**Request**
Output the data below in full, character for character.

***** Task input

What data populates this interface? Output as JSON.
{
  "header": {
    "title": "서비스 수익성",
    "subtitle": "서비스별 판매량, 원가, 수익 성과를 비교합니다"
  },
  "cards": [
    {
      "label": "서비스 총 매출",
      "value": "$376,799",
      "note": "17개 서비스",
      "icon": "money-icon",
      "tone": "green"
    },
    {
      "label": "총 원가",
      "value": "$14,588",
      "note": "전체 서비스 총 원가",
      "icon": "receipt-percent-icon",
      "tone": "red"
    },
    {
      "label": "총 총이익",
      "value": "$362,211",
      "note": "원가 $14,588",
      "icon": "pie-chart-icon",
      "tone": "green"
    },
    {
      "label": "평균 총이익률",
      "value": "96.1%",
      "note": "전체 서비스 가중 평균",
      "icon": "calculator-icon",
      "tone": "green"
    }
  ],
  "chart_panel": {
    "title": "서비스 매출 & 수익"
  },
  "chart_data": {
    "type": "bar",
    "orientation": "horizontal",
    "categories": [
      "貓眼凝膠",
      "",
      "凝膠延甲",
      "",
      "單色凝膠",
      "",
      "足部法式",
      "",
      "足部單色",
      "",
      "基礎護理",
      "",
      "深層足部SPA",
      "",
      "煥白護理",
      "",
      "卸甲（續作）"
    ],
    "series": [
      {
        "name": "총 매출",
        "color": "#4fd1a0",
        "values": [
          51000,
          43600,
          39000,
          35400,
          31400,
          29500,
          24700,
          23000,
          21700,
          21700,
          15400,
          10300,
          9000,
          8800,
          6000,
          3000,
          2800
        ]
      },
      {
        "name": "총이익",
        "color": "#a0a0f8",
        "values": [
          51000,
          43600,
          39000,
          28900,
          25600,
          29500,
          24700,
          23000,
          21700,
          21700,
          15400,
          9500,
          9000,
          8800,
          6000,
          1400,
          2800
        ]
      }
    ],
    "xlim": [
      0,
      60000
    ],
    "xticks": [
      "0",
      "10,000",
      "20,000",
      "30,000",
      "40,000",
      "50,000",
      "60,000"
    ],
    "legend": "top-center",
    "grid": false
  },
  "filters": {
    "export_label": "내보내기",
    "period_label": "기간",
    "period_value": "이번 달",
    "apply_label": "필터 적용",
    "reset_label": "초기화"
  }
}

**********

**Result of this task**
What data populates this interface? Output as JSON.
{
  "header": {
    "title": "서비스 수익성",
    "subtitle": "서비스별 판매량, 원가, 수익 성과를 비교합니다"
  },
  "cards": [
    {
      "label": "서비스 총 매출",
      "value": "$376,799",
      "note": "17개 서비스",
      "icon": "money-icon",
      "tone": "green"
    },
    {
      "label": "총 원가",
      "value": "$14,588",
      "note": "전체 서비스 총 원가",
      "icon": "receipt-percent-icon",
      "tone": "red"
    },
    {
      "label": "총 총이익",
      "value": "$362,211",
      "note": "원가 $14,588",
      "icon": "pie-chart-icon",
      "tone": "green"
    },
    {
      "label": "평균 총이익률",
      "value": "96.1%",
      "note": "전체 서비스 가중 평균",
      "icon": "calculator-icon",
      "tone": "green"
    }
  ],
  "chart_panel": {
    "title": "서비스 매출 & 수익"
  },
  "chart_data": {
    "type": "bar",
    "orientation": "horizontal",
    "categories": [
      "貓眼凝膠",
      "",
      "凝膠延甲",
      "",
      "單色凝膠",
      "",
      "足部法式",
      "",
      "足部單色",
      "",
      "基礎護理",
      "",
      "深層足部SPA",
      "",
      "煥白護理",
      "",
      "卸甲（續作）"
    ],
    "series": [
      {
        "name": "총 매출",
        "color": "#4fd1a0",
        "values": [
          51000,
          43600,
          39000,
          35400,
          31400,
          29500,
          24700,
          23000,
          21700,
          21700,
          15400,
          10300,
          9000,
          8800,
          6000,
          3000,
          2800
        ]
      },
      {
        "name": "총이익",
        "color": "#a0a0f8",
        "values": [
          51000,
          43600,
          39000,
          28900,
          25600,
          29500,
          24700,
          23000,
          21700,
          21700,
          15400,
          9500,
          9000,
          8800,
          6000,
          1400,
          2800
        ]
      }
    ],
    "xlim": [
      0,
      60000
    ],
    "xticks": [
      "0",
      "10,000",
      "20,000",
      "30,000",
      "40,000",
      "50,000",
      "60,000"
    ],
    "legend": "top-center",
    "grid": false
  },
  "filters": {
    "export_label": "내보내기",
    "period_label": "기간",
    "period_value": "이번 달",
    "apply_label": "필터 적용",
    "reset_label": "초기화"
  }
}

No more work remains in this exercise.